• Selected excerpt:
Reputation: 320777

`movaps` vs. `movups` in GCC: how does it decide?

I recently researched a segfault in a piece of software compiled with GCC 8. The code looked as follows (this is just a sketch)

struct Point
{
  int64_t x, y;
};

struct Edge
{
  // some other fields
  // ...
  Point p; // <- at offset `0xC0`

  Edge(const Point &p) p(p) {}
};

Edge *create_edge(const Point &p)
{
  void *raw_memory = my_custom_allocator(sizeof(Edge));
  return new (raw_memory) Edge(p);
}

The key point here is that my_custom_allocator() returns pointers to unaligned memory. The code crashes because in order to copy the original point p into the field Edge::p of the new object the compiler used a movdqu/movaps pair in the [inlined] constructor code

movdqu 0x0(%rbp), %xmm1  ; read the original object at `rbp`
...
movaps %xmm1, 0xc0(%rbx) ; store it into the new `Edge` object at `rbx` - crash!

At first, everything seems to be clear here: the memory is not properly aligned, movaps crashes. My fault.

But is it?

Attempting to reproduce the problem on Godbolt I observe that GCC 8 actually attempts to handle it fairly intelligently. When it is sure that the memory is properly aligned it uses movaps, just like in my code. This

#include <new>
#include <cstdlib>

struct P { unsigned long long x, y; };

unsigned char buffer[sizeof(P) * 100];

void *alloc()
{
  return buffer;
}

void foo(const P& s)
{
  void *raw = alloc();
  new (raw) P(s);
}

results in this

foo(P const&):
    movdqu  xmm0, XMMWORD PTR [rsi]
    movaps  XMMWORD PTR buffer[rip], xmm0
    ret

https://godbolt.org/z/a3uSid

But when it is not sure, it uses movups. E.g. if I "hide" the definition of the allocator in the above example, it will opt for movups in the same code

foo(P const&):
    push    rbx
    mov     rbx, rdi
    call    alloc()

• Task list:
(1) Rewrite the paragraph beginning "The key point here is" from the forum thread on movaps versus movups as a short bulleted list that keeps its main facts.
(2) In the forum thread on movaps versus movups, which compiler version built the software with the segfault?
Rely only on the thread above to respond.

• Record set:
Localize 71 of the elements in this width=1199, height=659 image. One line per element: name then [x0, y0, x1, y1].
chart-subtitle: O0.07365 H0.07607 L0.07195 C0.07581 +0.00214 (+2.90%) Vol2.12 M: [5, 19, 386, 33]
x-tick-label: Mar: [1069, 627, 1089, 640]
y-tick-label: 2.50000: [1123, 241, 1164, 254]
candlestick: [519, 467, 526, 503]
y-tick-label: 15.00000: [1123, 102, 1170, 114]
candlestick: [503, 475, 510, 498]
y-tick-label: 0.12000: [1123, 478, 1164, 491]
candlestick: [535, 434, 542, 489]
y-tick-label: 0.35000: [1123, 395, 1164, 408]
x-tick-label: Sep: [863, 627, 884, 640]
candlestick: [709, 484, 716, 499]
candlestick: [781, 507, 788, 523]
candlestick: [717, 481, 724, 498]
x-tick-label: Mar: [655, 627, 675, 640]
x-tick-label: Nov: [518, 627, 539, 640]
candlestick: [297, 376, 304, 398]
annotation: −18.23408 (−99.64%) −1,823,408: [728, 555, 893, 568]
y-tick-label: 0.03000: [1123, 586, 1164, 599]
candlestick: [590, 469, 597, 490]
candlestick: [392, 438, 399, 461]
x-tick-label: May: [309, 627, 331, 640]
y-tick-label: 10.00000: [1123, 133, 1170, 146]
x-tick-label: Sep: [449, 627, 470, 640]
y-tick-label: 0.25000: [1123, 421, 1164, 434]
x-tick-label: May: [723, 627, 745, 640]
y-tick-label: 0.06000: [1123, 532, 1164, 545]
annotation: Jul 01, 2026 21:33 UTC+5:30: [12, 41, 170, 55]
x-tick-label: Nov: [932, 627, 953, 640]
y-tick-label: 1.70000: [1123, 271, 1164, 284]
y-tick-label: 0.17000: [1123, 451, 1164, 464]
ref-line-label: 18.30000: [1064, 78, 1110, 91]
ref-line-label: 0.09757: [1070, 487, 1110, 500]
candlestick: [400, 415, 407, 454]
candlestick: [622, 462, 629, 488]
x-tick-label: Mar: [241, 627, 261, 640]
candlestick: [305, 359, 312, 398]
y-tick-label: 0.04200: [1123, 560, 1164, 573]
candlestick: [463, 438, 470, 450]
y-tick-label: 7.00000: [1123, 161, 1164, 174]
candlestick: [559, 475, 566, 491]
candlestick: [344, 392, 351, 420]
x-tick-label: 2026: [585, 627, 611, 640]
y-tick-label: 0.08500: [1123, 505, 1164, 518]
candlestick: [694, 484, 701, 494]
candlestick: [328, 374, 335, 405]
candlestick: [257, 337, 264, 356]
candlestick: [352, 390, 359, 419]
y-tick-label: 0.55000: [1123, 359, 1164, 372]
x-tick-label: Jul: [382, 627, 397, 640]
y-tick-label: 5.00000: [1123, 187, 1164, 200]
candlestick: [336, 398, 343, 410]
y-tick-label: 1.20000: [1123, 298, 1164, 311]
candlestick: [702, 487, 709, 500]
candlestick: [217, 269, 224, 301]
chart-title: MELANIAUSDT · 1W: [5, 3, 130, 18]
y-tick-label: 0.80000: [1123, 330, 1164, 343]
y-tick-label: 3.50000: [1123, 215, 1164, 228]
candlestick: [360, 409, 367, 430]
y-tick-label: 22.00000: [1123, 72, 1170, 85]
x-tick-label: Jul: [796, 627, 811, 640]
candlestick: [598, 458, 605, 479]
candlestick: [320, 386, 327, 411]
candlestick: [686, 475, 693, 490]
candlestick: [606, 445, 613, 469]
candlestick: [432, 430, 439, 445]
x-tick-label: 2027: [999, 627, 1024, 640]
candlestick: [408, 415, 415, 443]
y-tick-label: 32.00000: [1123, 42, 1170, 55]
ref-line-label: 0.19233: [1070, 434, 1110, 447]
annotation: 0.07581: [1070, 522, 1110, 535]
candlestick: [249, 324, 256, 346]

• Solution list:
(1)
- my_custom_allocator() returns pointers to unaligned memory.
- The code crashes while copying the original point p into the Edge::p field of the new object.
- For that copy, the compiler used a movdqu/movaps pair in the inlined constructor code.

(2) GCC 8.